# Stated exercise
Locate the line containing "Output a JSON" in the data below. Reproduce it and every following line up to the end, exactly as given.

Items from a data source

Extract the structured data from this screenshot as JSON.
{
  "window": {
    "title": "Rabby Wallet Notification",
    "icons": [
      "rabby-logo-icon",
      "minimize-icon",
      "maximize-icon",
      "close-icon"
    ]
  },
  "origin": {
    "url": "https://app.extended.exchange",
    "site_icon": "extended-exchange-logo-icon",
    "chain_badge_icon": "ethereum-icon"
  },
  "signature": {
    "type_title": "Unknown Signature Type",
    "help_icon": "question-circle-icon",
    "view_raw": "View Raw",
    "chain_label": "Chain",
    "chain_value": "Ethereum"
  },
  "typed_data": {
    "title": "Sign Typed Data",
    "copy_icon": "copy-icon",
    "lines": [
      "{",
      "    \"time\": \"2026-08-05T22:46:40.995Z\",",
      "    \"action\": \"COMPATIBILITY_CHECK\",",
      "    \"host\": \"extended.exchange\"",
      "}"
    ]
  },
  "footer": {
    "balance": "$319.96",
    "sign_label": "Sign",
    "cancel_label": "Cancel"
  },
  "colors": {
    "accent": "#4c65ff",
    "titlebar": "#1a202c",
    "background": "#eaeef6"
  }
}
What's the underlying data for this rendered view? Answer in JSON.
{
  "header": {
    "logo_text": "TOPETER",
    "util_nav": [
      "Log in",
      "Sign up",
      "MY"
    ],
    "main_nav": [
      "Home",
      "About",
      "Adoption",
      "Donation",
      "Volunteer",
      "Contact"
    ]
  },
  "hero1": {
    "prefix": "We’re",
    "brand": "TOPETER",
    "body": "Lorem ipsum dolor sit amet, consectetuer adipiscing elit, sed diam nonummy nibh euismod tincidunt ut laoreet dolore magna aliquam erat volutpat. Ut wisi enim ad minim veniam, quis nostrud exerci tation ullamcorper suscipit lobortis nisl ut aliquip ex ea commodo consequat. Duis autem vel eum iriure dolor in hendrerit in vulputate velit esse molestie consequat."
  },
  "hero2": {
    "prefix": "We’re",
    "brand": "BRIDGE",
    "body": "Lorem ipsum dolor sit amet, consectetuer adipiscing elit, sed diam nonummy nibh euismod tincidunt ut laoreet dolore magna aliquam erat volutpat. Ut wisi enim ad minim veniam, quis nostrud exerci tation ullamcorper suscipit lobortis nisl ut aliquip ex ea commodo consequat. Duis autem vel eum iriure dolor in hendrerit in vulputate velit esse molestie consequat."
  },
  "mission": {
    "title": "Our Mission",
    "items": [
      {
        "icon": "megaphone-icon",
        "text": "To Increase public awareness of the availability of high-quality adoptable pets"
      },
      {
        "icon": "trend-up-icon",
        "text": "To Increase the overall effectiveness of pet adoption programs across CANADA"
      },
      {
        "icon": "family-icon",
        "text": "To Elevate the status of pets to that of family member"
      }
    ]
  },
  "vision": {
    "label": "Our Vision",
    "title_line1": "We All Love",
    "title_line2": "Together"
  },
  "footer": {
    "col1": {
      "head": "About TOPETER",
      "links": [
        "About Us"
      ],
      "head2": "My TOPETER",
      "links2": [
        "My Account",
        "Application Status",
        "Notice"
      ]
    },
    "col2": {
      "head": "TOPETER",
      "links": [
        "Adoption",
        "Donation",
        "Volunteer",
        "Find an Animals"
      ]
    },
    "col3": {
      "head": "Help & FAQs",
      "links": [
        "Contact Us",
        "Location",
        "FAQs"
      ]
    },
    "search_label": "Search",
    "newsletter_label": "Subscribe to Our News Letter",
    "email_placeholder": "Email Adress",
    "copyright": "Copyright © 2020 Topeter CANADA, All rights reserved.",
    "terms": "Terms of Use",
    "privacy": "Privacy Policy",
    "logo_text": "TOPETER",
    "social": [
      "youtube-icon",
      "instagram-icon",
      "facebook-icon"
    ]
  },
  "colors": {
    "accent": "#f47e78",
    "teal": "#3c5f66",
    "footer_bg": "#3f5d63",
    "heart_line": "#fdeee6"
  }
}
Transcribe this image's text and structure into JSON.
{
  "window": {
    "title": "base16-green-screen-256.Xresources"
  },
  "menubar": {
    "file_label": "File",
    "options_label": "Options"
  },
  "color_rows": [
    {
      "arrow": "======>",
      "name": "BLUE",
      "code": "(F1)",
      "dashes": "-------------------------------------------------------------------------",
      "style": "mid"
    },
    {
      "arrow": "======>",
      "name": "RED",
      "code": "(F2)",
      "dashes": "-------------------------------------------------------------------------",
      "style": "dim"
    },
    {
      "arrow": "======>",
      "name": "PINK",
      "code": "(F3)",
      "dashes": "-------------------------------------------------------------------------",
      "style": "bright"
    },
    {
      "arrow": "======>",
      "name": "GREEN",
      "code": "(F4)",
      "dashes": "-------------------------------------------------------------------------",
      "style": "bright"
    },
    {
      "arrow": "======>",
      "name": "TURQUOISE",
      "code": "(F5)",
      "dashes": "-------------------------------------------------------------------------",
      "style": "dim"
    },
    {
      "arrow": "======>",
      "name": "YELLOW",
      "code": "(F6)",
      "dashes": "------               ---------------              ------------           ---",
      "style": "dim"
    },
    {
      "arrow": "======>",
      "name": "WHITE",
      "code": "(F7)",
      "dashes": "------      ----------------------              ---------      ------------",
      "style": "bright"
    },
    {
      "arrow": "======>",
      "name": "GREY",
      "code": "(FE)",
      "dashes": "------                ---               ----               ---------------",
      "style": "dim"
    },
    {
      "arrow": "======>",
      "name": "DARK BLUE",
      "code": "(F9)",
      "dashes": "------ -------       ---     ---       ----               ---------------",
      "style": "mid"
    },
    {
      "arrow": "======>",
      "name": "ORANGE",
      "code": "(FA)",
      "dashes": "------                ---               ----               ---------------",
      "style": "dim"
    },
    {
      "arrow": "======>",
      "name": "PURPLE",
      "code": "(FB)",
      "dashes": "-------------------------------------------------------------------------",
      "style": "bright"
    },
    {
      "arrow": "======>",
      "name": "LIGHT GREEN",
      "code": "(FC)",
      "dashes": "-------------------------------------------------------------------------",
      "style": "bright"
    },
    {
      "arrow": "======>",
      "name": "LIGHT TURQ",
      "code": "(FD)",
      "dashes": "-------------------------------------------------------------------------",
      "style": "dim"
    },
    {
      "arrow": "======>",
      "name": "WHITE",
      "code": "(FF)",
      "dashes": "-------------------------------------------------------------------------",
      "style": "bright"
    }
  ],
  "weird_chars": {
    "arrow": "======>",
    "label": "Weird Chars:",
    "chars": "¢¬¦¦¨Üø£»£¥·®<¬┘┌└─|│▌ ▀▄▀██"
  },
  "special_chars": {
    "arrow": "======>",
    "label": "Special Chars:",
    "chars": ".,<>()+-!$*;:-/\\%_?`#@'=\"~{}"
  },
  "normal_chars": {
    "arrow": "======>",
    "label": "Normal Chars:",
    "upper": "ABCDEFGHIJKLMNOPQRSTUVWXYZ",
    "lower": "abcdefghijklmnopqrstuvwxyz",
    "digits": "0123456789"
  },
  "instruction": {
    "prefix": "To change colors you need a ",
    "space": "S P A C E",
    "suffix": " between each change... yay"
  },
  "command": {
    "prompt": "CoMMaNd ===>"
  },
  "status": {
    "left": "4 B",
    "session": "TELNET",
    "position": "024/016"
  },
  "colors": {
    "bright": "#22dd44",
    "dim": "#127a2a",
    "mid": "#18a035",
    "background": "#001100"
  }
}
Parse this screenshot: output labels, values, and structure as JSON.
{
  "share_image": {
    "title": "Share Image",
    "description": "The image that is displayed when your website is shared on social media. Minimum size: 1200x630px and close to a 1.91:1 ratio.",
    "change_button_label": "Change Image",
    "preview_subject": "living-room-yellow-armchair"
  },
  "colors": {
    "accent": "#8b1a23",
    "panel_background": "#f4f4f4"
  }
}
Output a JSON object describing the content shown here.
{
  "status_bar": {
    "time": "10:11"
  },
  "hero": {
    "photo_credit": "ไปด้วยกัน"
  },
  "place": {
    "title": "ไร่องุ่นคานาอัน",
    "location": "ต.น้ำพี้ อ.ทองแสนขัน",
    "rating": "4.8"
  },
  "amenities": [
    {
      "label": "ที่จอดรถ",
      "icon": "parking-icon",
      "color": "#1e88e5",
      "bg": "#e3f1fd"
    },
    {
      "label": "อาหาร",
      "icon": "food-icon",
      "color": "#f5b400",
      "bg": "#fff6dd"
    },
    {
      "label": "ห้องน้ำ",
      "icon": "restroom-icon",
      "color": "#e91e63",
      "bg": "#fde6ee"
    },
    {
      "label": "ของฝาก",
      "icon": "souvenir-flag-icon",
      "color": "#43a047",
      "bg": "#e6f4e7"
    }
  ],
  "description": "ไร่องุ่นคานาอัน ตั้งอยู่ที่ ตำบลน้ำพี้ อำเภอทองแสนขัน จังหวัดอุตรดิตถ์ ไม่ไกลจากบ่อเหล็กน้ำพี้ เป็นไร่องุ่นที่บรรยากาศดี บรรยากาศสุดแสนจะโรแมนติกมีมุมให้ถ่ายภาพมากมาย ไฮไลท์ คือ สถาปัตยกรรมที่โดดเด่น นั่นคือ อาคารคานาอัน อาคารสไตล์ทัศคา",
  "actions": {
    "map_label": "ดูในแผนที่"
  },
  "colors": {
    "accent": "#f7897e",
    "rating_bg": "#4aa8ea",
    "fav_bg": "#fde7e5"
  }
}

# Complete answer
Output a JSON object describing the content shown here.
{
  "status_bar": {
    "time": "10:11"
  },
  "hero": {
    "photo_credit": "ไปด้วยกัน"
  },
  "place": {
    "title": "ไร่องุ่นคานาอัน",
    "location": "ต.น้ำพี้ อ.ทองแสนขัน",
    "rating": "4.8"
  },
  "amenities": [
    {
      "label": "ที่จอดรถ",
      "icon": "parking-icon",
      "color": "#1e88e5",
      "bg": "#e3f1fd"
    },
    {
      "label": "อาหาร",
      "icon": "food-icon",
      "color": "#f5b400",
      "bg": "#fff6dd"
    },
    {
      "label": "ห้องน้ำ",
      "icon": "restroom-icon",
      "color": "#e91e63",
      "bg": "#fde6ee"
    },
    {
      "label": "ของฝาก",
      "icon": "souvenir-flag-icon",
      "color": "#43a047",
      "bg": "#e6f4e7"
    }
  ],
  "description": "ไร่องุ่นคานาอัน ตั้งอยู่ที่ ตำบลน้ำพี้ อำเภอทองแสนขัน จังหวัดอุตรดิตถ์ ไม่ไกลจากบ่อเหล็กน้ำพี้ เป็นไร่องุ่นที่บรรยากาศดี บรรยากาศสุดแสนจะโรแมนติกมีมุมให้ถ่ายภาพมากมาย ไฮไลท์ คือ สถาปัตยกรรมที่โดดเด่น นั่นคือ อาคารคานาอัน อาคารสไตล์ทัศคา",
  "actions": {
    "map_label": "ดูในแผนที่"
  },
  "colors": {
    "accent": "#f7897e",
    "rating_bg": "#4aa8ea",
    "fav_bg": "#fde7e5"
  }
}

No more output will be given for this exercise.